What you are asked to do:
Quote every line below exactly and skip any picture.
- - -
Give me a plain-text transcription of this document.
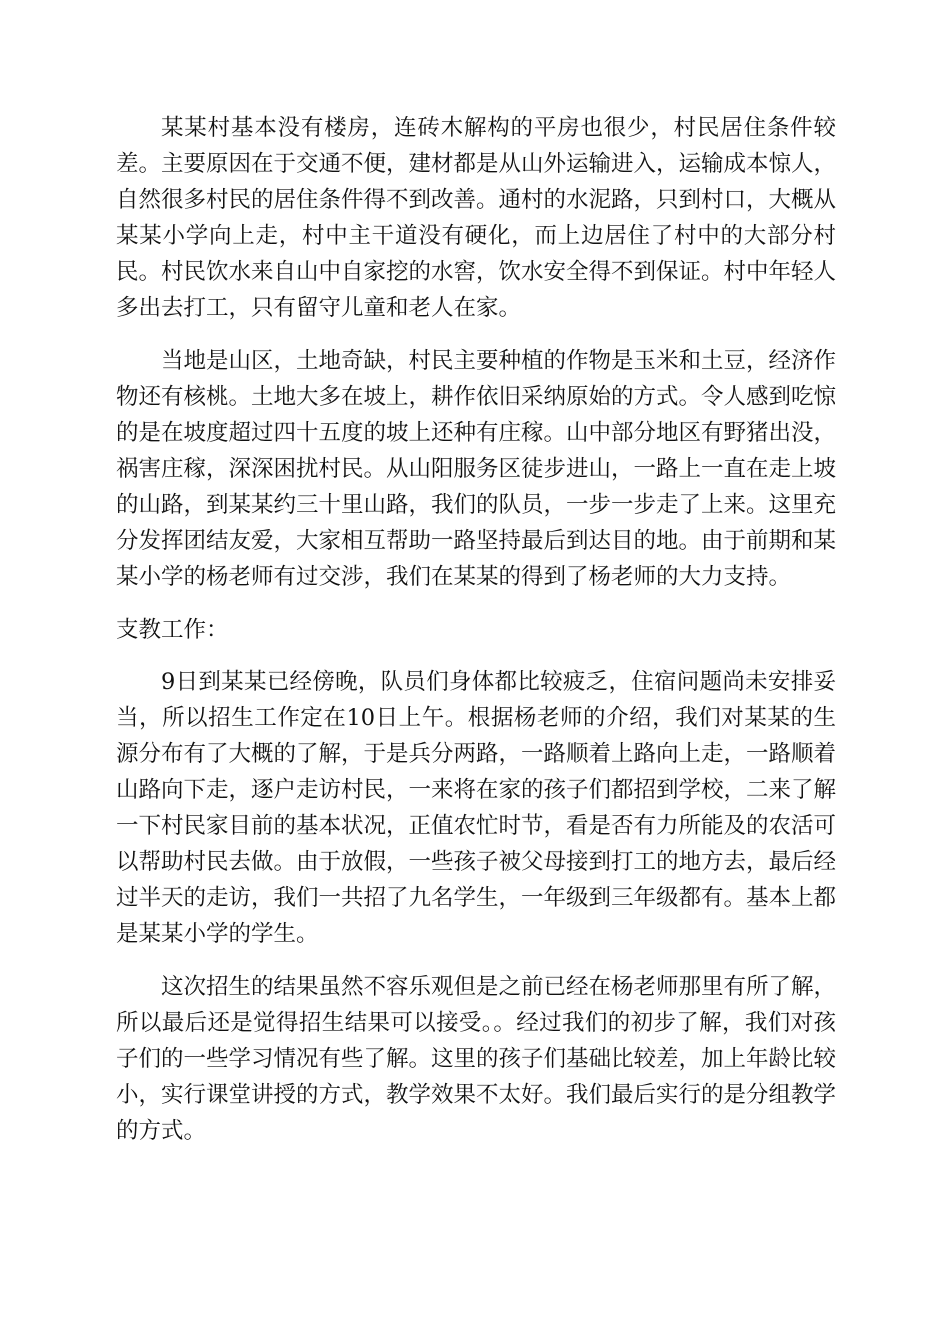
某某村基本没有楼房，连砖木解构的平房也很少，村民居住条件较差。主要原因在于交通不便，建材都是从山外运输进入，运输成本惊人，自然很多村民的居住条件得不到改善。通村的水泥路，只到村口，大概从某某小学向上走，村中主干道没有硬化，而上边居住了村中的大部分村民。村民饮水来自山中自家挖的水窖，饮水安全得不到保证。村中年轻人多出去打工，只有留守儿童和老人在家。

当地是山区，土地奇缺，村民主要种植的作物是玉米和土豆，经济作物还有核桃。土地大多在坡上，耕作依旧采纳原始的方式。令人感到吃惊的是在坡度超过四十五度的坡上还种有庄稼。山中部分地区有野猪出没，祸害庄稼，深深困扰村民。从山阳服务区徒步进山，一路上一直在走上坡的山路，到某某约三十里山路，我们的队员，一步一步走了上来。这里充分发挥团结友爱，大家相互帮助一路坚持最后到达目的地。由于前期和某某小学的杨老师有过交涉，我们在某某的得到了杨老师的大力支持。

支教工作：

9日到某某已经傍晚，队员们身体都比较疲乏，住宿问题尚未安排妥当，所以招生工作定在10日上午。根据杨老师的介绍，我们对某某的生源分布有了大概的了解，于是兵分两路，一路顺着上路向上走，一路顺着山路向下走，逐户走访村民，一来将在家的孩子们都招到学校，二来了解一下村民家目前的基本状况，正值农忙时节，看是否有力所能及的农活可以帮助村民去做。由于放假，一些孩子被父母接到打工的地方去，最后经过半天的走访，我们一共招了九名学生，一年级到三年级都有。基本上都是某某小学的学生。

这次招生的结果虽然不容乐观但是之前已经在杨老师那里有所了解，所以最后还是觉得招生结果可以接受。。经过我们的初步了解，我们对孩子们的一些学习情况有些了解。这里的孩子们基础比较差，加上年龄比较小，实行课堂讲授的方式，教学效果不太好。我们最后实行的是分组教学的方式。
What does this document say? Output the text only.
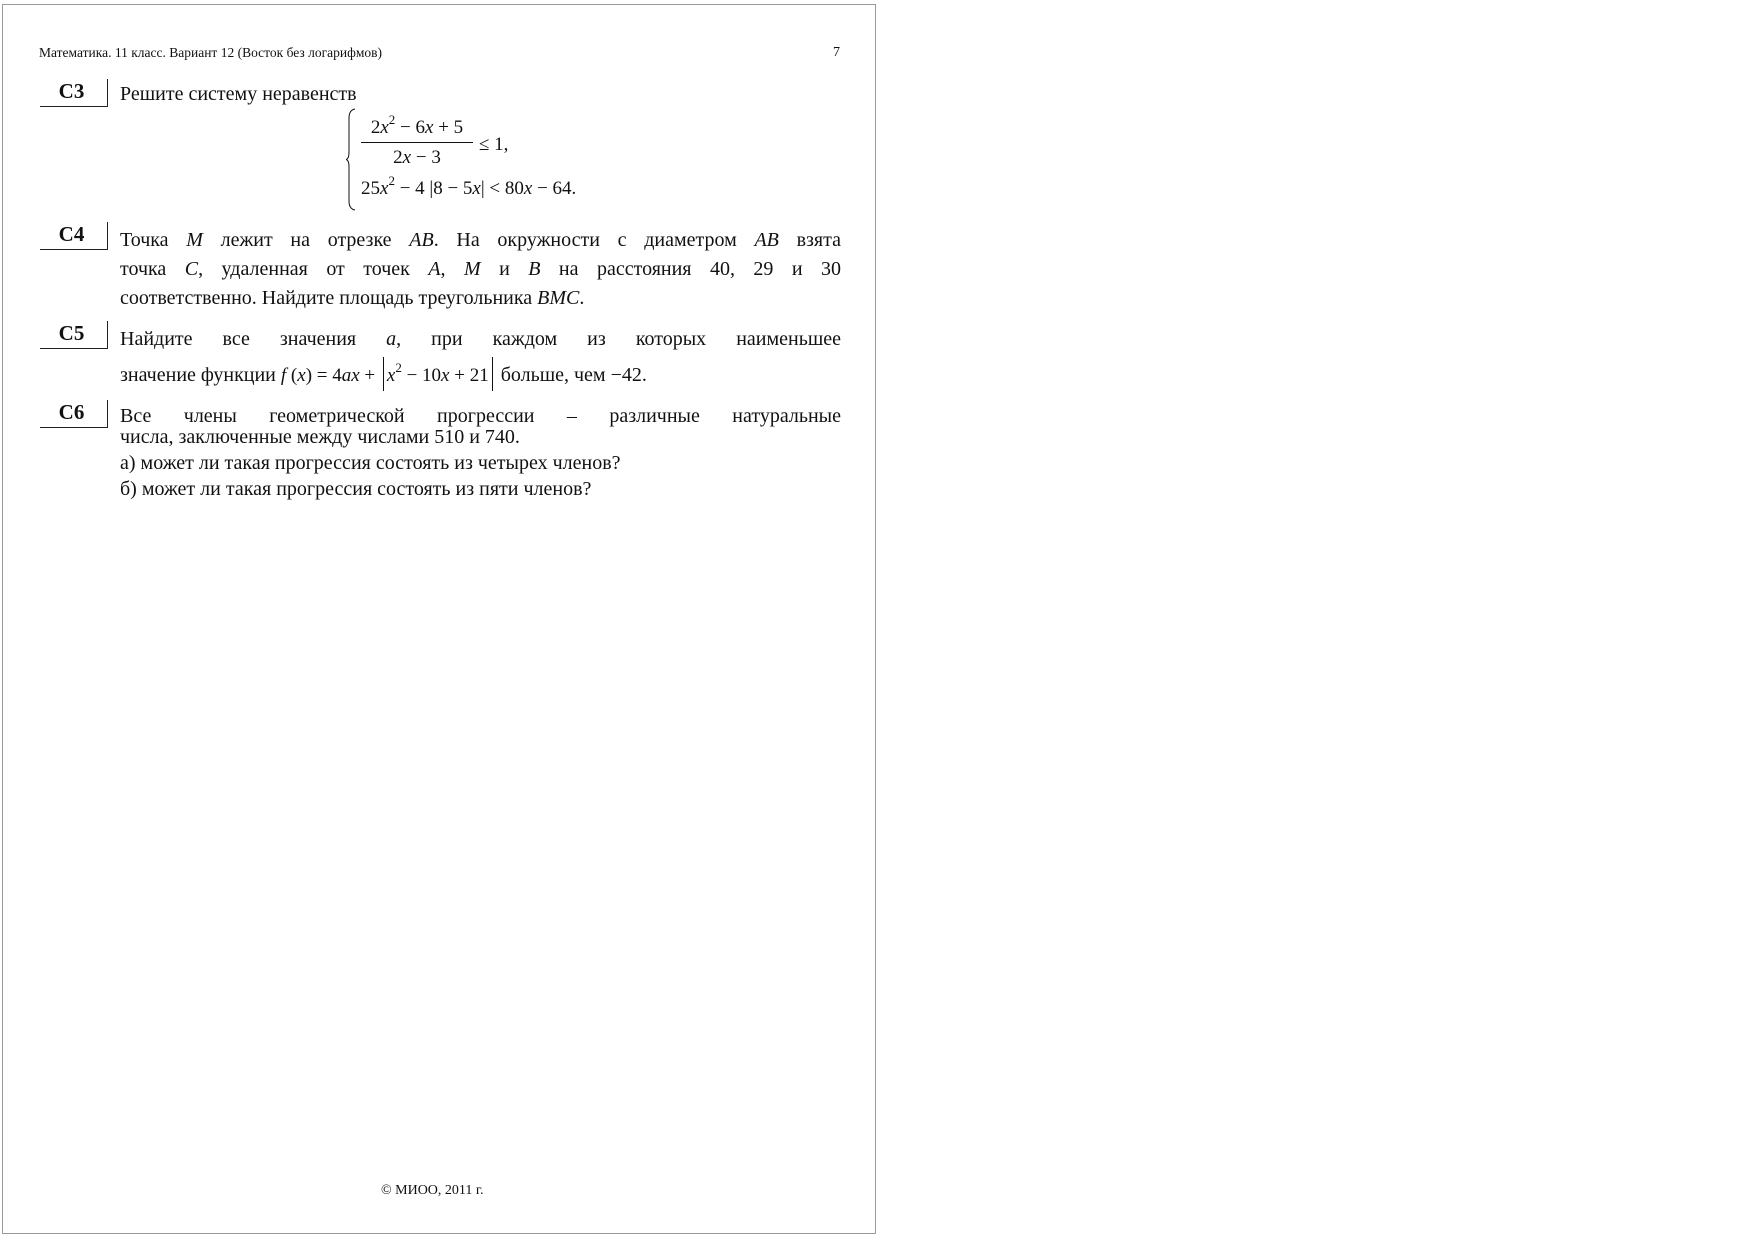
Математика. 11 класс. Вариант 12 (Восток без логарифмов)	7
C3	Решите систему неравенств
$\frac{2x^2 - 6x + 5}{2x - 3} \le 1$,
$25x^2 - 4$ |8 − 5x| < 80x − 64.
C4	Точка M лежит на отрезке AB. На окружности с диаметром AB взята
точка C, удаленная от точек A, M и B на расстояния 40, 29 и 30
соответственно. Найдите площадь треугольника BMC.
C5	Найдите все значения a, при каждом из которых наименьшее
значение функции f $(x) = 4ax + x^2 - 10x + 21$ больше, чем −42.
C6	Все члены геометрической прогрессии – различные натуральные
числа, заключенные между числами 510 и 740.
а) может ли такая прогрессия состоять из четырех членов?
б) может ли такая прогрессия состоять из пяти членов?
© МИОО, 2011 г.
- - -
The output:
Give me a plain-text transcription of this document.
某某村基本没有楼房，连砖木解构的平房也很少，村民居住条件较差。主要原因在于交通不便，建材都是从山外运输进入，运输成本惊人，自然很多村民的居住条件得不到改善。通村的水泥路，只到村口，大概从某某小学向上走，村中主干道没有硬化，而上边居住了村中的大部分村民。村民饮水来自山中自家挖的水窖，饮水安全得不到保证。村中年轻人多出去打工，只有留守儿童和老人在家。

当地是山区，土地奇缺，村民主要种植的作物是玉米和土豆，经济作物还有核桃。土地大多在坡上，耕作依旧采纳原始的方式。令人感到吃惊的是在坡度超过四十五度的坡上还种有庄稼。山中部分地区有野猪出没，祸害庄稼，深深困扰村民。从山阳服务区徒步进山，一路上一直在走上坡的山路，到某某约三十里山路，我们的队员，一步一步走了上来。这里充分发挥团结友爱，大家相互帮助一路坚持最后到达目的地。由于前期和某某小学的杨老师有过交涉，我们在某某的得到了杨老师的大力支持。

支教工作：

9日到某某已经傍晚，队员们身体都比较疲乏，住宿问题尚未安排妥当，所以招生工作定在10日上午。根据杨老师的介绍，我们对某某的生源分布有了大概的了解，于是兵分两路，一路顺着上路向上走，一路顺着山路向下走，逐户走访村民，一来将在家的孩子们都招到学校，二来了解一下村民家目前的基本状况，正值农忙时节，看是否有力所能及的农活可以帮助村民去做。由于放假，一些孩子被父母接到打工的地方去，最后经过半天的走访，我们一共招了九名学生，一年级到三年级都有。基本上都是某某小学的学生。

这次招生的结果虽然不容乐观但是之前已经在杨老师那里有所了解，所以最后还是觉得招生结果可以接受。。经过我们的初步了解，我们对孩子们的一些学习情况有些了解。这里的孩子们基础比较差，加上年龄比较小，实行课堂讲授的方式，教学效果不太好。我们最后实行的是分组教学的方式。
What does this document say? Output the text only.
Математика. 11 класс. Вариант 12 (Восток без логарифмов)	7
C3	Решите систему неравенств
$\frac{2x^2 - 6x + 5}{2x - 3} \le 1$,
$25x^2 - 4$ |8 − 5x| < 80x − 64.
C4	Точка M лежит на отрезке AB. На окружности с диаметром AB взята
точка C, удаленная от точек A, M и B на расстояния 40, 29 и 30
соответственно. Найдите площадь треугольника BMC.
C5	Найдите все значения a, при каждом из которых наименьшее
значение функции f $(x) = 4ax + x^2 - 10x + 21$ больше, чем −42.
C6	Все члены геометрической прогрессии – различные натуральные
числа, заключенные между числами 510 и 740.
а) может ли такая прогрессия состоять из четырех членов?
б) может ли такая прогрессия состоять из пяти членов?
© МИОО, 2011 г.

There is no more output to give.